Texte extrait:
Cinezik : Quel est votre parcours musical ?
Cécile Corbel : J'ai appris la guitare à 10 ans, je n'étais pas spécialement virtuose, puis à l'adolescence j'ai eu un coup de foudre pour la harpe celtique. Je suis né et j'ai grandi en Bretagne où la harpe est un instrument banal. On peut l'apprendre aussi facilement que le piano dans les écoles. Il n'y avait pas de prétention d'en vivre un jour. Cela s'est fait au fil des ans.
La harpe est un instrument qui se prête très bien à l'improvisation. J'ai appris avec une méthode orale. Je travaillais sur des thèmes bretons, irlandais, de la musique du monde... J'avais en moi cette envie de créer.
Quelle relation votre musique avait déjà avec le cinéma ?
C.C : J'ai toujours eu envie de raconter des histoires avec les chansons. Pour mes compositions, j'ai eu des images qui me venaient en tête. Beaucoup de gens m'ont dit en écoutant mes disques précédents qu'il y avait des images qui se déclenchaient facilement.
Comment avez-vous été choisi par les Studios Ghibli pour votre première musique de film ?
C.C : Avec Simon Caby, mon partenaire et complice musical, on est fan de toutes leurs productions depuis une dizaine d'année, et lorsque j'ai sorti mon dernier album en France, "SongBook 2", j'ai fait une liste de personnes à qui je voulais l'envoyer, et j'avais naïvement mis les Studios Ghibli dans ma liste perso, le disque est parti à l'aveuglette avec un mot de remerciement qui disait "merci pour vos films qui m'inspirent beaucoup dans mon parcours de musicienne". Je n'avais même pas mis d'adresse. C'était un geste naïf que je n'avais jamais fait auparavant. A partir de là, le disque est réellement arrivé à destination, sur le bureau de Suzuki-san, le producteur en chef. C'était un timing parfait puisqu'il se creusait la tête à ce moment-là pour savoir quelle allait être la musique du futur film, et il est tombé amoureux de la première chanson du disque. On lui doit beaucoup, c'était le seul à y avoir cru, car je n'existais pas au Japon, et ils travaillent avec des musiciens de talent comme Joe Hisaishi que j'admire beaucoup, donc il n'y avait aucune raison, il a fait un vrai choix artistique de se dire que cette musique qu'il avait entendu irait bien avec le film. C'était un pari risqué de leur côté. Et quand j'ai appris la nouvelle, c'était pour moi un vrai challenge. C'était une première des deux côtés en fait.
Quel a été le premier travail sur ARRIETTY ?

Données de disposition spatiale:
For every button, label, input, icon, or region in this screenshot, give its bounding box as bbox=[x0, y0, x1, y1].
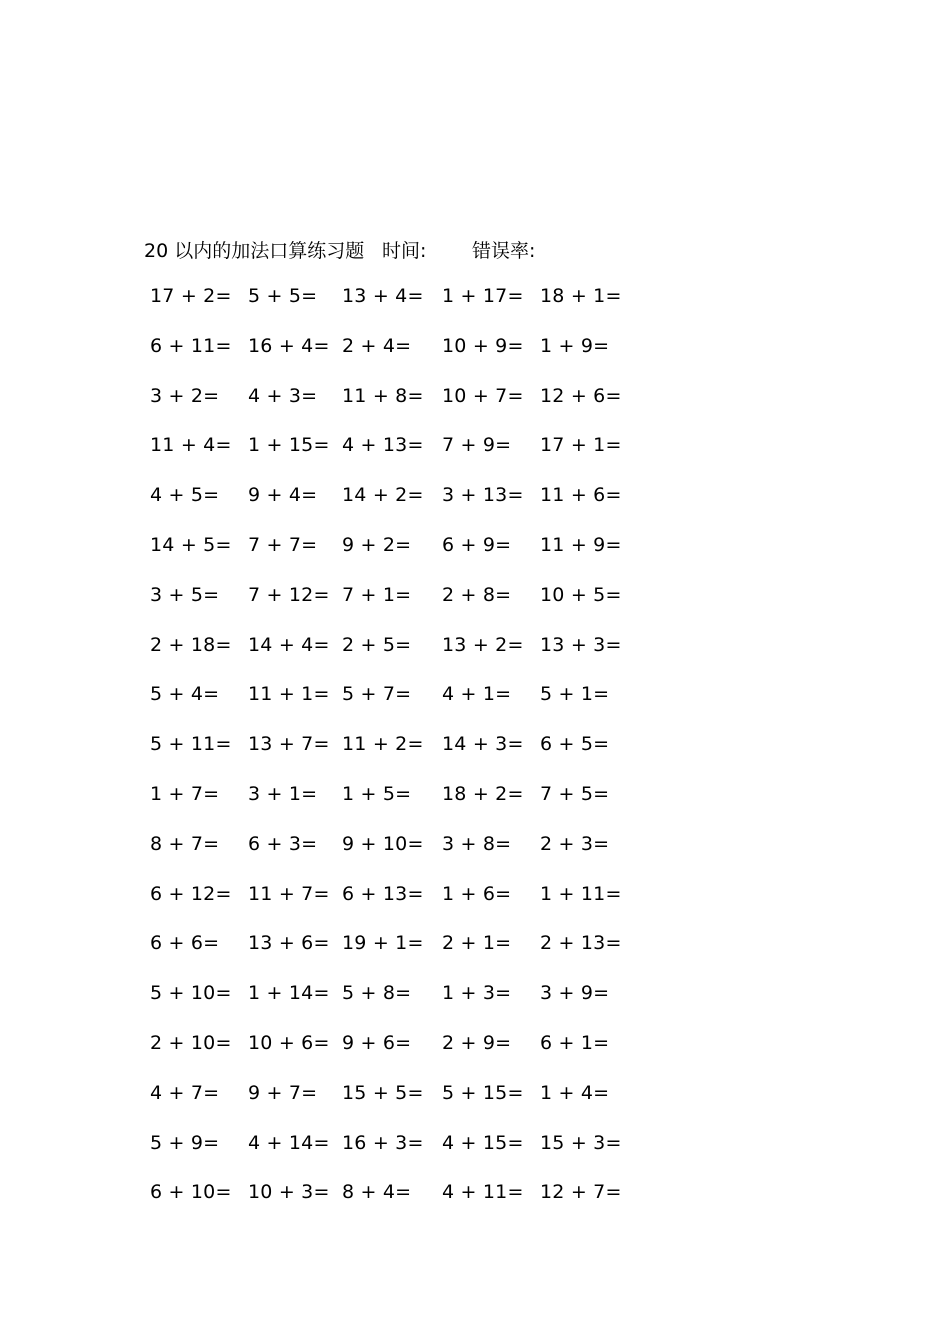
problem-item: 5 + 1= bbox=[540, 683, 610, 706]
problem-row bbox=[144, 1082, 644, 1132]
problem-item: 7 + 7= bbox=[248, 533, 318, 556]
problem-row bbox=[144, 484, 644, 534]
problem-item: 14 + 5= bbox=[150, 533, 232, 556]
problem-item: 5 + 4= bbox=[150, 683, 220, 706]
problem-item: 7 + 5= bbox=[540, 782, 610, 805]
problem-row bbox=[144, 285, 644, 335]
time-label: 时间: bbox=[382, 240, 427, 262]
problem-item: 11 + 4= bbox=[150, 434, 232, 457]
problem-item: 13 + 7= bbox=[248, 733, 330, 756]
problem-item: 8 + 7= bbox=[150, 832, 220, 855]
problem-item: 1 + 7= bbox=[150, 782, 220, 805]
problem-item: 9 + 2= bbox=[342, 533, 412, 556]
problem-row bbox=[144, 833, 644, 883]
problem-item: 11 + 2= bbox=[342, 733, 424, 756]
problem-item: 14 + 2= bbox=[342, 484, 424, 507]
problem-item: 12 + 6= bbox=[540, 384, 622, 407]
problem-item: 1 + 3= bbox=[442, 982, 512, 1005]
problem-row bbox=[144, 434, 644, 484]
problem-item: 4 + 13= bbox=[342, 434, 424, 457]
problem-row bbox=[144, 1181, 644, 1231]
problem-item: 12 + 7= bbox=[540, 1181, 622, 1204]
problem-item: 3 + 13= bbox=[442, 484, 524, 507]
problem-row bbox=[144, 783, 644, 833]
problem-item: 9 + 10= bbox=[342, 832, 424, 855]
problem-row bbox=[144, 634, 644, 684]
problem-item: 2 + 1= bbox=[442, 932, 512, 955]
problem-item: 9 + 6= bbox=[342, 1031, 412, 1054]
problem-item: 4 + 3= bbox=[248, 384, 318, 407]
problem-item: 18 + 2= bbox=[442, 782, 524, 805]
problem-row bbox=[144, 1032, 644, 1082]
problem-item: 2 + 13= bbox=[540, 932, 622, 955]
problem-grid bbox=[144, 285, 644, 1231]
problem-item: 10 + 5= bbox=[540, 583, 622, 606]
problem-item: 11 + 7= bbox=[248, 882, 330, 905]
problem-item: 10 + 3= bbox=[248, 1181, 330, 1204]
problem-item: 5 + 8= bbox=[342, 982, 412, 1005]
problem-item: 4 + 14= bbox=[248, 1131, 330, 1154]
problem-item: 11 + 6= bbox=[540, 484, 622, 507]
problem-item: 4 + 5= bbox=[150, 484, 220, 507]
problem-item: 2 + 5= bbox=[342, 633, 412, 656]
problem-item: 2 + 8= bbox=[442, 583, 512, 606]
problem-item: 17 + 2= bbox=[150, 285, 232, 307]
problem-item: 3 + 8= bbox=[442, 832, 512, 855]
problem-item: 7 + 1= bbox=[342, 583, 412, 606]
problem-item: 6 + 13= bbox=[342, 882, 424, 905]
problem-item: 1 + 5= bbox=[342, 782, 412, 805]
problem-item: 6 + 11= bbox=[150, 334, 232, 357]
problem-item: 15 + 5= bbox=[342, 1081, 424, 1104]
problem-item: 4 + 1= bbox=[442, 683, 512, 706]
problem-item: 1 + 4= bbox=[540, 1081, 610, 1104]
problem-item: 10 + 7= bbox=[442, 384, 524, 407]
problem-item: 2 + 18= bbox=[150, 633, 232, 656]
problem-item: 16 + 3= bbox=[342, 1131, 424, 1154]
problem-item: 11 + 1= bbox=[248, 683, 330, 706]
problem-item: 1 + 9= bbox=[540, 334, 610, 357]
problem-item: 15 + 3= bbox=[540, 1131, 622, 1154]
problem-item: 3 + 5= bbox=[150, 583, 220, 606]
problem-item: 17 + 1= bbox=[540, 434, 622, 457]
problem-item: 6 + 10= bbox=[150, 1181, 232, 1204]
problem-item: 1 + 6= bbox=[442, 882, 512, 905]
problem-item: 4 + 15= bbox=[442, 1131, 524, 1154]
problem-item: 3 + 9= bbox=[540, 982, 610, 1005]
problem-item: 13 + 2= bbox=[442, 633, 524, 656]
problem-item: 5 + 9= bbox=[150, 1131, 220, 1154]
problem-item: 7 + 9= bbox=[442, 434, 512, 457]
problem-item: 5 + 7= bbox=[342, 683, 412, 706]
problem-row bbox=[144, 683, 644, 733]
problem-item: 7 + 12= bbox=[248, 583, 330, 606]
problem-item: 10 + 9= bbox=[442, 334, 524, 357]
problem-row bbox=[144, 733, 644, 783]
problem-item: 13 + 3= bbox=[540, 633, 622, 656]
problem-row bbox=[144, 385, 644, 435]
problem-item: 14 + 3= bbox=[442, 733, 524, 756]
problem-item: 5 + 10= bbox=[150, 982, 232, 1005]
problem-item: 5 + 15= bbox=[442, 1081, 524, 1104]
problem-item: 18 + 1= bbox=[540, 285, 622, 307]
problem-row bbox=[144, 932, 644, 982]
problem-item: 10 + 6= bbox=[248, 1031, 330, 1054]
problem-item: 11 + 8= bbox=[342, 384, 424, 407]
problem-row bbox=[144, 534, 644, 584]
problem-item: 6 + 3= bbox=[248, 832, 318, 855]
problem-item: 16 + 4= bbox=[248, 334, 330, 357]
problem-row bbox=[144, 335, 644, 385]
problem-item: 3 + 2= bbox=[150, 384, 220, 407]
problem-item: 2 + 9= bbox=[442, 1031, 512, 1054]
problem-item: 8 + 4= bbox=[342, 1181, 412, 1204]
problem-item: 14 + 4= bbox=[248, 633, 330, 656]
problem-item: 6 + 12= bbox=[150, 882, 232, 905]
problem-item: 9 + 7= bbox=[248, 1081, 318, 1104]
problem-row bbox=[144, 883, 644, 933]
problem-row bbox=[144, 982, 644, 1032]
problem-item: 13 + 6= bbox=[248, 932, 330, 955]
problem-item: 1 + 15= bbox=[248, 434, 330, 457]
problem-item: 4 + 7= bbox=[150, 1081, 220, 1104]
problem-row bbox=[144, 584, 644, 634]
problem-item: 13 + 4= bbox=[342, 285, 424, 307]
problem-item: 2 + 10= bbox=[150, 1031, 232, 1054]
problem-item: 2 + 3= bbox=[540, 832, 610, 855]
problem-item: 19 + 1= bbox=[342, 932, 424, 955]
problem-item: 9 + 4= bbox=[248, 484, 318, 507]
problem-item: 5 + 11= bbox=[150, 733, 232, 756]
problem-row bbox=[144, 1132, 644, 1182]
problem-item: 6 + 9= bbox=[442, 533, 512, 556]
problem-item: 5 + 5= bbox=[248, 285, 318, 307]
problem-item: 6 + 1= bbox=[540, 1031, 610, 1054]
problem-item: 11 + 9= bbox=[540, 533, 622, 556]
worksheet-title: 20 以内的加法口算练习题 bbox=[144, 240, 365, 262]
problem-item: 1 + 11= bbox=[540, 882, 622, 905]
problem-item: 4 + 11= bbox=[442, 1181, 524, 1204]
problem-item: 3 + 1= bbox=[248, 782, 318, 805]
problem-item: 2 + 4= bbox=[342, 334, 412, 357]
problem-item: 1 + 17= bbox=[442, 285, 524, 307]
error-rate-label: 错误率: bbox=[472, 240, 536, 262]
problem-item: 6 + 5= bbox=[540, 733, 610, 756]
problem-item: 1 + 14= bbox=[248, 982, 330, 1005]
problem-item: 6 + 6= bbox=[150, 932, 220, 955]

Objectif:
Pouvez-vous poursuivre l'entretien avec Cécile Corbel à partir de la question sur le premier travail pour ARRIETTY ? Ces entrées proviennent d'une autre source que le texte.

La réponse:
C.C : Ils nous ont demandé de créer des chansons, c'est quelque chose dont j'ai l'habitude puisque c'est ce que je fais pour moi, uniquement des chansons, une vingtaine... ce qui est nouveau de la part de Ghibli, et à partir de ces thèmes chantés on a dérivé tous les instrumentaux qui allaient être la musique d'arrière plan. Le début n'était donc pas angoissant car on m'a demandé ce que je savais faire. Ils n'ont jamais mis autant de musiques chantées à l'image, d'habitude il y a juste un générique en fin de film, car on est loin des univers de Disney où il y a toujours 3/4 chansons par film façon comédie musicale, et Ghibli a eu peur à un moment de ressembler à ça, mais ils ont quand même décidé de garder les chansons, trois thèmes chantés en plus du thème final. Car la voix est comme un instrument parmi les autres, comme la harpe qui avait séduit Suzuki avec l'album.
Au départ du projet, nous devions donc juste composer un thème chanté qui est devenu le générique, c'est "Arrietty's song", la première chanson que nous avons composé, et à partir de laquelle dérive un peu les autres thèmes, avec la harpe qui est l'instrument central, qui fait écho au personnage d'Arrietty, c'est un peu son double instrumental, un instrument au son clair, un peu fragile, cristallin, magique, et Arrietty, c'est ce genre de personne, une petite fille fragile, limpide et souriante.
Comment est né l'aspect dansant de certains morceaux ?
C.C : Le côté dansant qu'il y a sur certaines musiques, c'est le côté celtique de mes compositions. On s'est penché sur la musique irlandaise, sur les airs à danser du répertoire breton. Le thème de Spiller, petit personnage qui vit comme un sauvage, est inspiré par une danse traditionnelle bretonne. Le réalisateur voulait une musique qui évoque ce côté primitif et un peu naïf, j'ai donc cherché un équivalent dans la musique bretonne, reliée à la terre, un peu rustique.
L'histoire d'ARRIETTY, c'est une histoire celtique, ça rappelle les contes et légendes sur des lutins qui vivent sous les maisons. J'étais familière avec cette histoire. Cela dit, la musique que j'ai composé avec Simon, ce n'est pas de la musique bretonne ou celtique, c'est une musique originale d'aujourd'hui, mais c'est vrai que le choix des instruments avec cette harpe qui sonne comme venue d'un autre monde et peut être attachée aux lutins.
Pouvez-vous détailler l'instrumentation de cette musique ?
C.C : J'ai essayé de garder le son qu'ils avaient aimé sur l'album, donc il y a un travail sur la harpe, la voix, avec tous les musiciens qui travaillent avec moi, comme Simon Caby qui orchestre mes disques. Mais on a fait une création originale sur le film avec des échanges avec Tokyo, et 25 thèmes composés sur les indications du réalisateur.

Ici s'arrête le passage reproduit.